## Start EXTRACTED RECORDS

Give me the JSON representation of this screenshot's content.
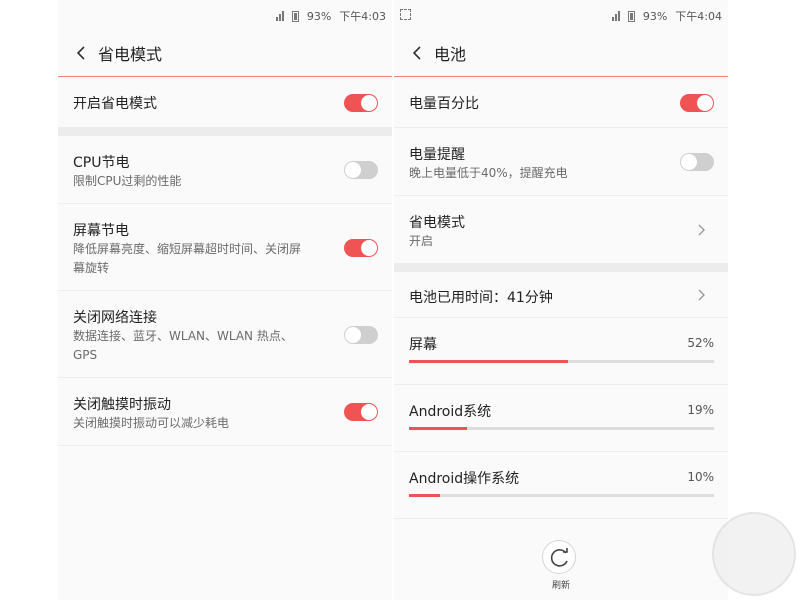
{
  "colors": {
    "accent": "#f05354",
    "divider": "#f3837f",
    "toggle_off": "#cfcfcf",
    "section_gap": "#ececec"
  },
  "left": {
    "status": {
      "battery": "93%",
      "time": "下午4:03"
    },
    "header": {
      "title": "省电模式",
      "back_icon": "chevron-left-icon"
    },
    "master": {
      "label": "开启省电模式",
      "on": true
    },
    "items": [
      {
        "label": "CPU节电",
        "sub1": "限制CPU过剩的性能",
        "sub2": "",
        "on": false
      },
      {
        "label": "屏幕节电",
        "sub1": "降低屏幕亮度、缩短屏幕超时时间、关闭屏",
        "sub2": "幕旋转",
        "on": true
      },
      {
        "label": "关闭网络连接",
        "sub1": "数据连接、蓝牙、WLAN、WLAN 热点、",
        "sub2": "GPS",
        "on": false
      },
      {
        "label": "关闭触摸时振动",
        "sub1": "关闭触摸时振动可以减少耗电",
        "sub2": "",
        "on": true
      }
    ]
  },
  "right": {
    "status": {
      "battery": "93%",
      "time": "下午4:04"
    },
    "header": {
      "title": "电池",
      "back_icon": "chevron-left-icon"
    },
    "battery_percent": {
      "label": "电量百分比",
      "on": true
    },
    "battery_reminder": {
      "label": "电量提醒",
      "sub": "晚上电量低于40%，提醒充电",
      "on": false
    },
    "power_mode": {
      "label": "省电模式",
      "sub": "开启"
    },
    "usage_time": {
      "label": "电池已用时间：41分钟"
    },
    "usage": [
      {
        "label": "屏幕",
        "percent_text": "52%",
        "value": 52
      },
      {
        "label": "Android系统",
        "percent_text": "19%",
        "value": 19
      },
      {
        "label": "Android操作系统",
        "percent_text": "10%",
        "value": 10
      }
    ],
    "refresh": {
      "label": "刷新",
      "icon": "refresh-icon"
    }
  },
  "watermark": {
    "icon": "watermark-logo"
  }
}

## End EXTRACTED RECORDS

> _EXERCISE TASK_: Identify the lines above that contain the word "icon", then copy them.

> _SOLUTION TO THIS PROBLEM_:
      "back_icon": "chevron-left-icon"
      "back_icon": "chevron-left-icon"
      "icon": "refresh-icon"
    "icon": "watermark-logo"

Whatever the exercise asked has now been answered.